**Task prompt**
Gather all lines with the word "letter" in them.

.....

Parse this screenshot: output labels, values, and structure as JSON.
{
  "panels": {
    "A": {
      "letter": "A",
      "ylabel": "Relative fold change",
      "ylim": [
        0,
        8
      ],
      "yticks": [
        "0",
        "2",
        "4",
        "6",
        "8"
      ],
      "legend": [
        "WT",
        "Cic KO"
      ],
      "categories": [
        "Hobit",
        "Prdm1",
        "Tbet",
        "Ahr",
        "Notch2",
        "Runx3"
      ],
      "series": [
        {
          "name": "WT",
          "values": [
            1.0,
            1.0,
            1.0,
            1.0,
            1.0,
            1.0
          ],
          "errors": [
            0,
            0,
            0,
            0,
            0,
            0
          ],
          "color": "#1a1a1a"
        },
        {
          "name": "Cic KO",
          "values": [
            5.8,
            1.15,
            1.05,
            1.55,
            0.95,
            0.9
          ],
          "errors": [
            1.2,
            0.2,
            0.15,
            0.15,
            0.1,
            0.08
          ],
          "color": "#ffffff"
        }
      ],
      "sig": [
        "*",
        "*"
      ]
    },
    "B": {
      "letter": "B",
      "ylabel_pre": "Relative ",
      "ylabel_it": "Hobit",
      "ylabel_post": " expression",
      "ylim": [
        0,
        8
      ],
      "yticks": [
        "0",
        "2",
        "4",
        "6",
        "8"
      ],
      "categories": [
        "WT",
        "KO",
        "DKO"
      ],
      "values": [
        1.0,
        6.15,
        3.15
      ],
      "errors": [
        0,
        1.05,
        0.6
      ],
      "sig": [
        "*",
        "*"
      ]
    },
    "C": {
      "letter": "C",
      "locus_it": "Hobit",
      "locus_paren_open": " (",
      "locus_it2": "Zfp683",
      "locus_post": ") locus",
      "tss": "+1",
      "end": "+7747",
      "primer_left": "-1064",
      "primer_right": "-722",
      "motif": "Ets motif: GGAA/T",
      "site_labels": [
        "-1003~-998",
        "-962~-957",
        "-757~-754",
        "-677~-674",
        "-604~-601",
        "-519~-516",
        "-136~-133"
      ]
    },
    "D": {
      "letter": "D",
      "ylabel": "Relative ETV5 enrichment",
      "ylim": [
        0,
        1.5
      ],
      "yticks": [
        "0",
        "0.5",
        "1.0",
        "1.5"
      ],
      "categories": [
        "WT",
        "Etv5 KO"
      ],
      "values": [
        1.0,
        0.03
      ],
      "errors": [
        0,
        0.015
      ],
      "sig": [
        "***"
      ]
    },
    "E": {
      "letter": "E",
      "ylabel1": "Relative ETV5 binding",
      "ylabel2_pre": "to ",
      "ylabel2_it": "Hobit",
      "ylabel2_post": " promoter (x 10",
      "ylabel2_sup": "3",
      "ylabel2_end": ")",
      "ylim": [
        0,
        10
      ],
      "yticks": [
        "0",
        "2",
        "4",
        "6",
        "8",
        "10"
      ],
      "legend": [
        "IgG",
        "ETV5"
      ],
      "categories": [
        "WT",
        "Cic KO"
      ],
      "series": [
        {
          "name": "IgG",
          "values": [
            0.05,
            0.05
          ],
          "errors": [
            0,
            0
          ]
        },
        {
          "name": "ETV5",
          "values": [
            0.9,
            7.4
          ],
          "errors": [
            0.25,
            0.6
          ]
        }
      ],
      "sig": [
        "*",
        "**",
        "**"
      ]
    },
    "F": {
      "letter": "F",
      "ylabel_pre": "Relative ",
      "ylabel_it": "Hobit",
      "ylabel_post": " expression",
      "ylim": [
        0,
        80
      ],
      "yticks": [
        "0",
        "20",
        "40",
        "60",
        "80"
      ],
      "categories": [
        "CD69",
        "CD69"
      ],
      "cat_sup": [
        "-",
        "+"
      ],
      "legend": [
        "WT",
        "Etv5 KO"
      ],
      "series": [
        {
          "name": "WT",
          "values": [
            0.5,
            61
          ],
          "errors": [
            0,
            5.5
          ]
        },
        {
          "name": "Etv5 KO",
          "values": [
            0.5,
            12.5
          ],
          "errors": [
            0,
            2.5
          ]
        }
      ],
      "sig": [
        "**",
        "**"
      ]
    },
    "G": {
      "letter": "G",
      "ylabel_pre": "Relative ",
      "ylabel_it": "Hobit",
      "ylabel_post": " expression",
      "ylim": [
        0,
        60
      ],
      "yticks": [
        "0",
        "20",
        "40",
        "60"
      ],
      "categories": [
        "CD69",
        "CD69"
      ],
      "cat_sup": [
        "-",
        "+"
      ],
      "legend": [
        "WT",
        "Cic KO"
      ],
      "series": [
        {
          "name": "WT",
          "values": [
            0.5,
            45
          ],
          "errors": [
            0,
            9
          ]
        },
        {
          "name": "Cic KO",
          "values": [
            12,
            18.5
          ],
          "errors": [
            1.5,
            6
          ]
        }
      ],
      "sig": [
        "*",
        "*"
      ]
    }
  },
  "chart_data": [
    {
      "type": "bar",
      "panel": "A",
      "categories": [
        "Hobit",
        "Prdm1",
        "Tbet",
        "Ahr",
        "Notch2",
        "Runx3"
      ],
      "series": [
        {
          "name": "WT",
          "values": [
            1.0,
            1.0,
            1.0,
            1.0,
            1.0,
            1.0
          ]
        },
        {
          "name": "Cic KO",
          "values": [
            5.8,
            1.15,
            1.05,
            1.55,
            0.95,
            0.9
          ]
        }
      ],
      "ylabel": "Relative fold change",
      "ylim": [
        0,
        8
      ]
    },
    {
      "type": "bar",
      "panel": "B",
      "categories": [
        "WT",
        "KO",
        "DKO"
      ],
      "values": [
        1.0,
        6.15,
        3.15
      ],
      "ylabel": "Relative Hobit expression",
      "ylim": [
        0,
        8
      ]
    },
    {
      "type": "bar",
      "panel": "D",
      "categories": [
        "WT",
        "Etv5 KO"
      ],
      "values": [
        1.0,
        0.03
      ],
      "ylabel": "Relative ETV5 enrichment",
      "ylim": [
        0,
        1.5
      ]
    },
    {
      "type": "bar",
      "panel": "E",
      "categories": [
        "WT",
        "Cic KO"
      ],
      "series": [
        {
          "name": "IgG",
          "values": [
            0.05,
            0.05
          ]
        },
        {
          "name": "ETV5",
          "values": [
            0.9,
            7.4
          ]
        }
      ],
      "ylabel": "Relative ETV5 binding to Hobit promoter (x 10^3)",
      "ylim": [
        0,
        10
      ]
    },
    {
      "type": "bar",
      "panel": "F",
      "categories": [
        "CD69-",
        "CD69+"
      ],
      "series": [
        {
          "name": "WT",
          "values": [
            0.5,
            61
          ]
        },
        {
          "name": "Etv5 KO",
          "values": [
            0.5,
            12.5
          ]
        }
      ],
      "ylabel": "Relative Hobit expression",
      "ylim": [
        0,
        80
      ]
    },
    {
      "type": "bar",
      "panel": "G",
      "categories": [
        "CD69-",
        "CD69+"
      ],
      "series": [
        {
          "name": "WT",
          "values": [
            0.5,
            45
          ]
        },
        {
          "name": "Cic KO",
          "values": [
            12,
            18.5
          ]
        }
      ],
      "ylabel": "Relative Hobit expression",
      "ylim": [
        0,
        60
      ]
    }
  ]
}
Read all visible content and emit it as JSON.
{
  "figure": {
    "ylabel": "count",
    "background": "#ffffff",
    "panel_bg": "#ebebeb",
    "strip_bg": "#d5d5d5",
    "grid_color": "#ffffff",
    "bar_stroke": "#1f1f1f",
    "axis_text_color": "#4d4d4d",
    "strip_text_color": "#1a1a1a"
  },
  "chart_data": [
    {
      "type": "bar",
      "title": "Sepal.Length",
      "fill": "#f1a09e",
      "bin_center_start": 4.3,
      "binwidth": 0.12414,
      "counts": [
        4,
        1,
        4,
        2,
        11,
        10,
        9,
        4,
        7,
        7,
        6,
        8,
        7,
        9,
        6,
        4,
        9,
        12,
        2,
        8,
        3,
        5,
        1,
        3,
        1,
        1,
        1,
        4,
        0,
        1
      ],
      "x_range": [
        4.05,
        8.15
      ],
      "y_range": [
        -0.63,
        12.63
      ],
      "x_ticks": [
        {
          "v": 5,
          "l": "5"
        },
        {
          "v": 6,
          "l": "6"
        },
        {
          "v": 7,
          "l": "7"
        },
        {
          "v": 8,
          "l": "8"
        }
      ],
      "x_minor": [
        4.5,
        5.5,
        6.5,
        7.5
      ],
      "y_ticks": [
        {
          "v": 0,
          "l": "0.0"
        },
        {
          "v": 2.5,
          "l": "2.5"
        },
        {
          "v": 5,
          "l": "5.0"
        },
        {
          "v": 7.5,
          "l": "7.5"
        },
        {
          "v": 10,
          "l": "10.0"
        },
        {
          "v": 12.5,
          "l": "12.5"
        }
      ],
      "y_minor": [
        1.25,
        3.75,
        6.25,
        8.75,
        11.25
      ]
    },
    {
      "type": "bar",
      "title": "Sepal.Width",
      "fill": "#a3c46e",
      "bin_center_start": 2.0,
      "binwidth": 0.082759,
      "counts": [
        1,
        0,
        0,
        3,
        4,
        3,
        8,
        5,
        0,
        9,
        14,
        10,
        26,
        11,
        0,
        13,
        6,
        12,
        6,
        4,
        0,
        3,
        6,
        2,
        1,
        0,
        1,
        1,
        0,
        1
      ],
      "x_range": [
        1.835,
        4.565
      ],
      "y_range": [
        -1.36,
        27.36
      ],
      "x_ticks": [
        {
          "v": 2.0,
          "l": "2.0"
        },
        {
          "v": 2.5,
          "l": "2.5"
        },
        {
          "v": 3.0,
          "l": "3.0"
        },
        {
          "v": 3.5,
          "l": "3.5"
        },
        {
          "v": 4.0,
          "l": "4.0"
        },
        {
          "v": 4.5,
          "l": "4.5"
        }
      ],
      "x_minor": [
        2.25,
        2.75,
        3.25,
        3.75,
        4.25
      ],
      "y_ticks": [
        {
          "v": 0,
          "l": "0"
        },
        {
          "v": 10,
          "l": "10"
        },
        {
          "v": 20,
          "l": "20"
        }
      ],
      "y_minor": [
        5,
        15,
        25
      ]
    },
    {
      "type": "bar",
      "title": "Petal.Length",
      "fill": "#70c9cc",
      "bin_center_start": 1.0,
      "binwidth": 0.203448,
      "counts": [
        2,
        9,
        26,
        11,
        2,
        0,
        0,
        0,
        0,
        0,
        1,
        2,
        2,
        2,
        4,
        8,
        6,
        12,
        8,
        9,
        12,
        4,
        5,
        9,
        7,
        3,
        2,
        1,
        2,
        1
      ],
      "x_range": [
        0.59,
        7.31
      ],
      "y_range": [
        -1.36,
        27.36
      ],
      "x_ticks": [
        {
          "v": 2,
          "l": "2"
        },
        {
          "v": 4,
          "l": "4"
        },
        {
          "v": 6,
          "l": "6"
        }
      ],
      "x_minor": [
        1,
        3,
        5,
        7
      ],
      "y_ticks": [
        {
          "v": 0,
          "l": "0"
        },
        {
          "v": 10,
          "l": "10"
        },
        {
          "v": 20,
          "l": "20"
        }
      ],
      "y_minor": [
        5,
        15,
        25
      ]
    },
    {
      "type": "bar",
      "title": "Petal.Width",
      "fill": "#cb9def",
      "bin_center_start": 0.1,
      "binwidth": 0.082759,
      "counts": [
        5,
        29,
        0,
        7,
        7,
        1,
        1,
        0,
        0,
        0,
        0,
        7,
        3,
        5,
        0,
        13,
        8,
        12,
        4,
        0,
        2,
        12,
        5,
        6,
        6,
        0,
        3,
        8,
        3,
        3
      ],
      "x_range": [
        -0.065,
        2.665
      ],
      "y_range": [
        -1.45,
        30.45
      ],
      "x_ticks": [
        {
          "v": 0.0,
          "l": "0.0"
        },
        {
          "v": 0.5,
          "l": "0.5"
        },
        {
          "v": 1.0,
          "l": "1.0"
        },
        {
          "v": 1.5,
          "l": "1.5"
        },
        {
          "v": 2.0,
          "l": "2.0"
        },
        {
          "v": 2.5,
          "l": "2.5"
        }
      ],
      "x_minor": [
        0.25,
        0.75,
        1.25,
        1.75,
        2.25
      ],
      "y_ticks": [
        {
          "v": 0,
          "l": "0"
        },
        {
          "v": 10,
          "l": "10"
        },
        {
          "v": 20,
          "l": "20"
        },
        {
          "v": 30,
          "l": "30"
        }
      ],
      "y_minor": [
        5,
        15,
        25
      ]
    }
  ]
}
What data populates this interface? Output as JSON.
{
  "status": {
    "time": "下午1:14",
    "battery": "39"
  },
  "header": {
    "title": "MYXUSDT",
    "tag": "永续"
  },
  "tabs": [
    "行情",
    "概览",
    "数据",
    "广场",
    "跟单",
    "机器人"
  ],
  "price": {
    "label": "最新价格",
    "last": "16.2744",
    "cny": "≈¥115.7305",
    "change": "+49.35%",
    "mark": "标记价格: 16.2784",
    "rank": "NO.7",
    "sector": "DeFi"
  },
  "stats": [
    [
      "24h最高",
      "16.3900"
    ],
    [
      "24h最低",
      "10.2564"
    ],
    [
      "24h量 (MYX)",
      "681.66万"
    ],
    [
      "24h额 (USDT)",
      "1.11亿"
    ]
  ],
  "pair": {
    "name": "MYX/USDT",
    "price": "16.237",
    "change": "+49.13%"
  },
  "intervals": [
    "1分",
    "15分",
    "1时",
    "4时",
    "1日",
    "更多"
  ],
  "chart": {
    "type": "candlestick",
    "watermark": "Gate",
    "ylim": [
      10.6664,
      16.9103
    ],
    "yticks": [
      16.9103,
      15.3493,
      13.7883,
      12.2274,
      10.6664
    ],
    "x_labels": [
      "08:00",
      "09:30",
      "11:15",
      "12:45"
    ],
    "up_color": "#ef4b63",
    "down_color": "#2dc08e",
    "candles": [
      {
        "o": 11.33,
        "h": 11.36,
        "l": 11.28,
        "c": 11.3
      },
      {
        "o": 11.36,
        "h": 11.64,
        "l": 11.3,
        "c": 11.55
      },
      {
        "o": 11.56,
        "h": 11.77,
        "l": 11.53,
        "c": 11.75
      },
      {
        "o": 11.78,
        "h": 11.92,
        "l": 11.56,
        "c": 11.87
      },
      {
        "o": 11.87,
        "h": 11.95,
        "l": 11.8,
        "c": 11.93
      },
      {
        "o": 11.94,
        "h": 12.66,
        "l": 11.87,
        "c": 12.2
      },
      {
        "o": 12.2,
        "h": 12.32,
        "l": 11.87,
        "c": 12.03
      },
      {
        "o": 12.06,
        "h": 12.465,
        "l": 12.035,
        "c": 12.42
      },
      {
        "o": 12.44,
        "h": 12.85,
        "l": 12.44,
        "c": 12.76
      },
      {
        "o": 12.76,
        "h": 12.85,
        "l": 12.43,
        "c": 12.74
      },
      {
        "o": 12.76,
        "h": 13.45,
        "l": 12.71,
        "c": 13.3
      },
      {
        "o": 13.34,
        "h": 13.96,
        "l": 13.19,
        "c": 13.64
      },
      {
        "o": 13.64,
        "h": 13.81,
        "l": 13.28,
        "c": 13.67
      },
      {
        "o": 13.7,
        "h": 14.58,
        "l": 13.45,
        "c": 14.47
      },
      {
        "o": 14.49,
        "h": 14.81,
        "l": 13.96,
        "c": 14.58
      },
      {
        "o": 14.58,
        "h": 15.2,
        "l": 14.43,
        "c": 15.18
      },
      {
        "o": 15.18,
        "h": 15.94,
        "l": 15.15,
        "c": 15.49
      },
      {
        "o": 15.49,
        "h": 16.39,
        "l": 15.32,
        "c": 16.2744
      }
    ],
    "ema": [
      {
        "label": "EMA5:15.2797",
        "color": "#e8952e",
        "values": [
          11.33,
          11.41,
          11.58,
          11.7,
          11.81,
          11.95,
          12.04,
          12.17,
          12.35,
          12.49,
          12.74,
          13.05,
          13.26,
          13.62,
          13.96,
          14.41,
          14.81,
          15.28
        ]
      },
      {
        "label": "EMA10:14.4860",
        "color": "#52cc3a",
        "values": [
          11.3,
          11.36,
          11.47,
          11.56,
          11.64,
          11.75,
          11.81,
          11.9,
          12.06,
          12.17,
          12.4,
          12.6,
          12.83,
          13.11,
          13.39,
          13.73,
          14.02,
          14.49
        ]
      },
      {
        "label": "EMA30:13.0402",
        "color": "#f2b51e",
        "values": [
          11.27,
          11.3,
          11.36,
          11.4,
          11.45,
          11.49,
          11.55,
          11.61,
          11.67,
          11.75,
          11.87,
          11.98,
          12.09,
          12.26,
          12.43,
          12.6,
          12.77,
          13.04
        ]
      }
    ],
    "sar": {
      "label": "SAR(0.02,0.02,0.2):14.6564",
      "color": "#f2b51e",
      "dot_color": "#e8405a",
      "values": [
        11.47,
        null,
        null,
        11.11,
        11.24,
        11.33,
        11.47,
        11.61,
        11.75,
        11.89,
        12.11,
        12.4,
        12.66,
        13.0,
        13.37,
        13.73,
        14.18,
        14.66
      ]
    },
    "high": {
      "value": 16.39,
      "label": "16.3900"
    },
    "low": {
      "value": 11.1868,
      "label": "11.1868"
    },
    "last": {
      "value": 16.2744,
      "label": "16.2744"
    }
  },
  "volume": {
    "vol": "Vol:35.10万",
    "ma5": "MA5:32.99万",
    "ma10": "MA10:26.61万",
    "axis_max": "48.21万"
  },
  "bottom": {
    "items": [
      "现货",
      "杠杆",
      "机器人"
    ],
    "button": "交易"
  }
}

.....

**Completed exercise**
      "letter": "A",
      "letter": "B",
      "letter": "C",
      "letter": "D",
      "letter": "E",
      "letter": "F",
      "letter": "G",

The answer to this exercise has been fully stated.